* Start *

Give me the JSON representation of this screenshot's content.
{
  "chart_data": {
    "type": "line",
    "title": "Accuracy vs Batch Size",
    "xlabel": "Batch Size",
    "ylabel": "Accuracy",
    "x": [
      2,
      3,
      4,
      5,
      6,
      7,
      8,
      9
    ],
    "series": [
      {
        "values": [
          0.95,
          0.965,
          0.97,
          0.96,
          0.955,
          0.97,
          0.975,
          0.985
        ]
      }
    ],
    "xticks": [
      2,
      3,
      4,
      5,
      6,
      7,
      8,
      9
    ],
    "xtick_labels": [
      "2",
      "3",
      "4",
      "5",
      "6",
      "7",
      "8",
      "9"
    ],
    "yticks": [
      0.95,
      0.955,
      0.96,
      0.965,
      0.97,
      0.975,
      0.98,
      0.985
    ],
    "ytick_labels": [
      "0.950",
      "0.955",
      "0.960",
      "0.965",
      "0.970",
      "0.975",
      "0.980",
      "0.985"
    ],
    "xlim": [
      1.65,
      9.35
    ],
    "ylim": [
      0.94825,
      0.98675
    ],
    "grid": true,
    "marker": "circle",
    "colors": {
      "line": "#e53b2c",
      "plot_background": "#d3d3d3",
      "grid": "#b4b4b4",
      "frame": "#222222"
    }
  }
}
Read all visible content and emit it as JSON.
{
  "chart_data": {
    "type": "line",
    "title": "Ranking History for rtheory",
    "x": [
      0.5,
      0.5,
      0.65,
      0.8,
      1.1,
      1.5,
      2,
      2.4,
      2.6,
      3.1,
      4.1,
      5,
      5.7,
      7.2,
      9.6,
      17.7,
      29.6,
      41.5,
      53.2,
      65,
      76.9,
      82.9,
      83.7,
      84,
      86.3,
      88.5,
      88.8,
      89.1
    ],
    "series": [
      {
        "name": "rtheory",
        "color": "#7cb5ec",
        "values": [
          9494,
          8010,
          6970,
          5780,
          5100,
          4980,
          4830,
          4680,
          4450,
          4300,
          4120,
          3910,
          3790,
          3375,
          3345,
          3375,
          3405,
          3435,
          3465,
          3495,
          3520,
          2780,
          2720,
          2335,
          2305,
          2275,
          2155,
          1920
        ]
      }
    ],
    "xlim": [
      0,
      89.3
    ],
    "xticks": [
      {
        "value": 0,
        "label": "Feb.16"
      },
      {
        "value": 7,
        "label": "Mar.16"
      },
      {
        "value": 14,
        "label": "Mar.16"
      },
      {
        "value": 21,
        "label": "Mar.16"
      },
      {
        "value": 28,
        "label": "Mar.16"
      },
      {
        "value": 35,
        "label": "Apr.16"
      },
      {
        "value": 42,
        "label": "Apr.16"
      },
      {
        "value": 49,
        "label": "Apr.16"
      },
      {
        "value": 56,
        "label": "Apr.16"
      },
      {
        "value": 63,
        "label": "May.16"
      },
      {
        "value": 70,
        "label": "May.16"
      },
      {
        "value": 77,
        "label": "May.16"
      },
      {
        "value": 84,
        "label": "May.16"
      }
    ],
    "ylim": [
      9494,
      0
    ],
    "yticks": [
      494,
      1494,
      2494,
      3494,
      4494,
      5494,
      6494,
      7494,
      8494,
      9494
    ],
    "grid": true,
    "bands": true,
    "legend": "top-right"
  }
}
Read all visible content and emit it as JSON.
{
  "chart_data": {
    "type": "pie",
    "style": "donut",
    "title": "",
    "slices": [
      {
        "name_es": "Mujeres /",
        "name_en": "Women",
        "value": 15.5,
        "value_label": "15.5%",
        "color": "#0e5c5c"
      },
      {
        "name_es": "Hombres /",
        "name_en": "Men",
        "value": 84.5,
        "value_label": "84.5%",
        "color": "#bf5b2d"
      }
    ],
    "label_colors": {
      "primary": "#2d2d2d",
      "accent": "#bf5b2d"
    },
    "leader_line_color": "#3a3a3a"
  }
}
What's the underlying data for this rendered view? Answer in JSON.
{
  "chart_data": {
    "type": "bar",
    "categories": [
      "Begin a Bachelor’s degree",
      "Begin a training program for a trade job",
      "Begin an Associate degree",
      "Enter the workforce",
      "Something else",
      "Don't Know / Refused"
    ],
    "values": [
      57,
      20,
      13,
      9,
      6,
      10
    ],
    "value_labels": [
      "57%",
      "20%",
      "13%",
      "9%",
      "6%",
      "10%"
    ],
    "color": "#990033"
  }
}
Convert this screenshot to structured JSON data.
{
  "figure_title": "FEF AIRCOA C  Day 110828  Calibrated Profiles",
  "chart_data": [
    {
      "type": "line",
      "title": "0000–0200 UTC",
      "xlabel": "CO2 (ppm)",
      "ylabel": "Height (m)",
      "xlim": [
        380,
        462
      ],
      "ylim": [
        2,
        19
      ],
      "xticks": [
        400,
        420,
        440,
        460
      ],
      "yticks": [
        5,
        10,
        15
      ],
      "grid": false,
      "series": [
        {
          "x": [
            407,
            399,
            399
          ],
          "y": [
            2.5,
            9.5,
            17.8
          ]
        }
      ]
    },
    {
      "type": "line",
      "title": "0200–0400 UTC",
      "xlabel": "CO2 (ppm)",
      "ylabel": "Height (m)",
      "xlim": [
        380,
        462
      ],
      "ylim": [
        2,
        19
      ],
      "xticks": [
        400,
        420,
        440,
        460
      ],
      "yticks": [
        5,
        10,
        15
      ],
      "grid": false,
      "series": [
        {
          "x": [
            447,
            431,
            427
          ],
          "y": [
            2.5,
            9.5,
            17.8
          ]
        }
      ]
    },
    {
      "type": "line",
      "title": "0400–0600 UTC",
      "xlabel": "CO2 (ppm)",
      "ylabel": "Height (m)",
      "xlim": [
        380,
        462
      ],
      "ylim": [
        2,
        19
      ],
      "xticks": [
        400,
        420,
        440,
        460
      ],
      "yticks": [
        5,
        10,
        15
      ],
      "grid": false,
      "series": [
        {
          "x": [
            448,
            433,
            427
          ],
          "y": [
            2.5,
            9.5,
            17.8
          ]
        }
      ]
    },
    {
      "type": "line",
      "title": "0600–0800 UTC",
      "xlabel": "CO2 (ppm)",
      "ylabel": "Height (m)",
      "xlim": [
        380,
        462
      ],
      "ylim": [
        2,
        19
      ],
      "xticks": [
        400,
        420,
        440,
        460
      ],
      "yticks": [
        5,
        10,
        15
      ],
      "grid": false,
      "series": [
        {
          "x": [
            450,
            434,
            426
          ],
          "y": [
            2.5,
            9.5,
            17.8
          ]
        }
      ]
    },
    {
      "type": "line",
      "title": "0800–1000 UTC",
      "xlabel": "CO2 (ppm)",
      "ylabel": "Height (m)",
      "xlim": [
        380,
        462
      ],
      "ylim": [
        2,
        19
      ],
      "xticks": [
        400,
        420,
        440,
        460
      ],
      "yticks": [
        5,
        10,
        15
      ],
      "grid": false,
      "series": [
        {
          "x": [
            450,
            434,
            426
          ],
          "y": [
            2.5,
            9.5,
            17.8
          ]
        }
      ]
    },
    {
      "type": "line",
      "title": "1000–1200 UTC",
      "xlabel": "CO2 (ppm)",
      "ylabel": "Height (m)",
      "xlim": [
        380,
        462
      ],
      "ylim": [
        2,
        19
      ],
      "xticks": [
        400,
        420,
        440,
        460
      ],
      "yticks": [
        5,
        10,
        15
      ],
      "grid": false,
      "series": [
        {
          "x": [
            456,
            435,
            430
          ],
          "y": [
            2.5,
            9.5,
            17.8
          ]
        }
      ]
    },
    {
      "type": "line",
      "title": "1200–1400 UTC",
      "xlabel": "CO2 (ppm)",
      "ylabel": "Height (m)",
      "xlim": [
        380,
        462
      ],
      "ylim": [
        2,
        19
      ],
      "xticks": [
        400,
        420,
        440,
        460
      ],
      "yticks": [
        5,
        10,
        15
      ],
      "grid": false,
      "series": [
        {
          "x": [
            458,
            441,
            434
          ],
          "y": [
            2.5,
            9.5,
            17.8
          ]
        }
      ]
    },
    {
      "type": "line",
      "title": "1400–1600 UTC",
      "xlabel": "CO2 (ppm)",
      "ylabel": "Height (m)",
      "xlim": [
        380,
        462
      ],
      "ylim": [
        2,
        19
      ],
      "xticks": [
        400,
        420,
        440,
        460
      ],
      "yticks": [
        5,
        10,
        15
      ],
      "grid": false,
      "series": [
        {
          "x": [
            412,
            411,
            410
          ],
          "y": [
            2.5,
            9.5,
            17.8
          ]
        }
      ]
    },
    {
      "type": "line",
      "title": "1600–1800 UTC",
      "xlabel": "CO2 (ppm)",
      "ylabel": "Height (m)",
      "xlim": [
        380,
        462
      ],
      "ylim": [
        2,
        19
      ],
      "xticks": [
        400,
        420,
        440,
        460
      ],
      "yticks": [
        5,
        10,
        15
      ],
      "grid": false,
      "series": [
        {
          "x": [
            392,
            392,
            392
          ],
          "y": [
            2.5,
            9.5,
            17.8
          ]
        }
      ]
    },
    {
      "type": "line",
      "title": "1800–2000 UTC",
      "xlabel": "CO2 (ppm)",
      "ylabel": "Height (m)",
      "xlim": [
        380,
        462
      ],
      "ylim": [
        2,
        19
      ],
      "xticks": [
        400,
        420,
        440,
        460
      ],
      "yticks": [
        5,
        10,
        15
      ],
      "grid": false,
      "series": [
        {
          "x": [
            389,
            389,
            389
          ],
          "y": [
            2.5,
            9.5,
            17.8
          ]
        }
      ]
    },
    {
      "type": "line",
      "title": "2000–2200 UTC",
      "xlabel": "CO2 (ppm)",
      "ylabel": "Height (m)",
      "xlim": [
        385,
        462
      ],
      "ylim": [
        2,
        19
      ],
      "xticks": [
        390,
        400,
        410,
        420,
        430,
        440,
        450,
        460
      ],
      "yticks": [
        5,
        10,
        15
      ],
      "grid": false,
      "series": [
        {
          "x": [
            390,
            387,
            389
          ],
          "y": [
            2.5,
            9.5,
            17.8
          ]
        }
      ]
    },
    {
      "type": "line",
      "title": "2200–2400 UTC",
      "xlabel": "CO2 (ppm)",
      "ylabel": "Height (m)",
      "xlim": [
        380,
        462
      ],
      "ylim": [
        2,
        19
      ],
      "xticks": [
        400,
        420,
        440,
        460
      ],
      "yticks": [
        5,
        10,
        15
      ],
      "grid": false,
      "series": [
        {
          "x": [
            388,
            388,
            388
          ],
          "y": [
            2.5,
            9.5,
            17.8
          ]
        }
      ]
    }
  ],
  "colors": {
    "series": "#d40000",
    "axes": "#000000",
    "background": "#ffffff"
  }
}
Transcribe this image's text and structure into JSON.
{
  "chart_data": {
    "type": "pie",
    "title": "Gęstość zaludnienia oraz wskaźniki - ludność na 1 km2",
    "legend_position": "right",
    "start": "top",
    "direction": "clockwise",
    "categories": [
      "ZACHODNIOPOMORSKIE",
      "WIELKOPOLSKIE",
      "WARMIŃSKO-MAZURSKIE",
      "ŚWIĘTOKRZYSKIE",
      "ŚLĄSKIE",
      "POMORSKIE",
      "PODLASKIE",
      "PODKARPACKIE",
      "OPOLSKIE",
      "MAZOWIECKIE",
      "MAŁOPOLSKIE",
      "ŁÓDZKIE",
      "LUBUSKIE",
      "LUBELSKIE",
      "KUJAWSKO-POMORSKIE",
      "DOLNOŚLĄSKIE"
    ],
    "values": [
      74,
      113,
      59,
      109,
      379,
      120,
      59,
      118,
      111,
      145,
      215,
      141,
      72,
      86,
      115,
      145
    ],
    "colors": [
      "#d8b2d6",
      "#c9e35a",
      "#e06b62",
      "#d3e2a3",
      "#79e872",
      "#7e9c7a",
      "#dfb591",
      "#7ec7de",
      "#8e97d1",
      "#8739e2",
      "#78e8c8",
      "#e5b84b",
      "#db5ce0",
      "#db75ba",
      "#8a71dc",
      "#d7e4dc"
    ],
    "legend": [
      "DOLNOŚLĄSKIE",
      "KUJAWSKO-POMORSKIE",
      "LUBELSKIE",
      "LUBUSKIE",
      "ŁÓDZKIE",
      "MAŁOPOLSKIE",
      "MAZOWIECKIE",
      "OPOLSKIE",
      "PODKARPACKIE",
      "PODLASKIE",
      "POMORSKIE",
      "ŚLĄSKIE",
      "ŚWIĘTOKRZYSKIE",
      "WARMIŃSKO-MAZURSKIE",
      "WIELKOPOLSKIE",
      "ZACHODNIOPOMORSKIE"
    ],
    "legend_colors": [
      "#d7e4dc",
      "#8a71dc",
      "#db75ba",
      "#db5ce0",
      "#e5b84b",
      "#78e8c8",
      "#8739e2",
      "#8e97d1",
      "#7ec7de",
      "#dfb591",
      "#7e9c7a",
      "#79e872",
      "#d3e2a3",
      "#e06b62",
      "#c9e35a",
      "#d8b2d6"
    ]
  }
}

* End *

TO DO: Locate and copy each line in the data above that includes the word "Begin".

RESPONSE TO THE EXERCISE:
      "Begin a Bachelor’s degree",
      "Begin a training program for a trade job",
      "Begin an Associate degree",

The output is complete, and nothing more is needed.